- WORK TO COMPLETE
From the listing below, extract each entry exactly as written, minus the images.

- RECORD SET
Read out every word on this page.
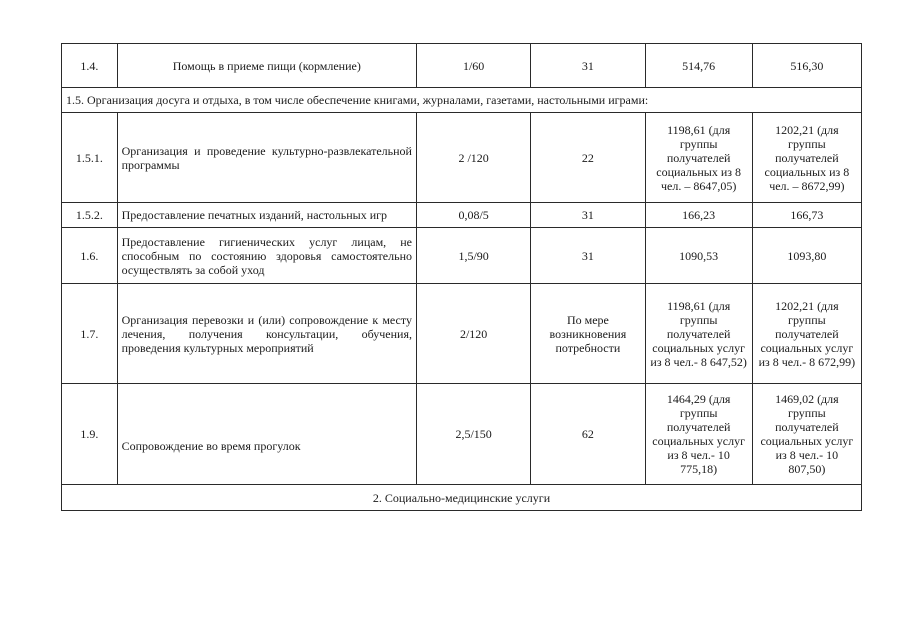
1.4.	Помощь в приеме пищи (кормление)	1/60	31	514,76	516,30
1.5. Организация досуга и отдыха, в том числе обеспечение книгами, журналами, газетами, настольными играми:					
1.5.1.	Организация и проведение культурно-развлекательной программы	2 /120	22	1198,61 (для группы получателей социальных из 8 чел. – 8647,05)	1202,21 (для группы получателей социальных из 8 чел. – 8672,99)
1.5.2.	Предоставление печатных изданий, настольных игр	0,08/5	31	166,23	166,73
1.6.	Предоставление гигиенических услуг лицам, не способным по состоянию здоровья самостоятельно осуществлять за собой уход	1,5/90	31	1090,53	1093,80
1.7.	Организация перевозки и (или) сопровождение к месту лечения, получения консультации, обучения, проведения культурных мероприятий	2/120	По мере возникновения потребности	1198,61 (для группы получателей социальных услуг из 8 чел.- 8 647,52)	1202,21 (для группы получателей социальных услуг из 8 чел.- 8 672,99)
1.9.	Сопровождение во время прогулок	2,5/150	62	1464,29 (для группы получателей социальных услуг из 8 чел.- 10 775,18)	1469,02 (для группы получателей социальных услуг из 8 чел.- 10 807,50)
2. Социально-медицинские услуги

- ANSWER TO THE TASK
Read out every word on this page.
1.4.	Помощь в приеме пищи (кормление)	1/60	31	514,76	516,30
1.5. Организация досуга и отдыха, в том числе обеспечение книгами, журналами, газетами, настольными играми:					
1.5.1.	Организация и проведение культурно-развлекательной программы	2 /120	22	1198,61 (для группы получателей социальных из 8 чел. – 8647,05)	1202,21 (для группы получателей социальных из 8 чел. – 8672,99)
1.5.2.	Предоставление печатных изданий, настольных игр	0,08/5	31	166,23	166,73
1.6.	Предоставление гигиенических услуг лицам, не способным по состоянию здоровья самостоятельно осуществлять за собой уход	1,5/90	31	1090,53	1093,80
1.7.	Организация перевозки и (или) сопровождение к месту лечения, получения консультации, обучения, проведения культурных мероприятий	2/120	По мере возникновения потребности	1198,61 (для группы получателей социальных услуг из 8 чел.- 8 647,52)	1202,21 (для группы получателей социальных услуг из 8 чел.- 8 672,99)
1.9.	Сопровождение во время прогулок	2,5/150	62	1464,29 (для группы получателей социальных услуг из 8 чел.- 10 775,18)	1469,02 (для группы получателей социальных услуг из 8 чел.- 10 807,50)
2. Социально-медицинские услуги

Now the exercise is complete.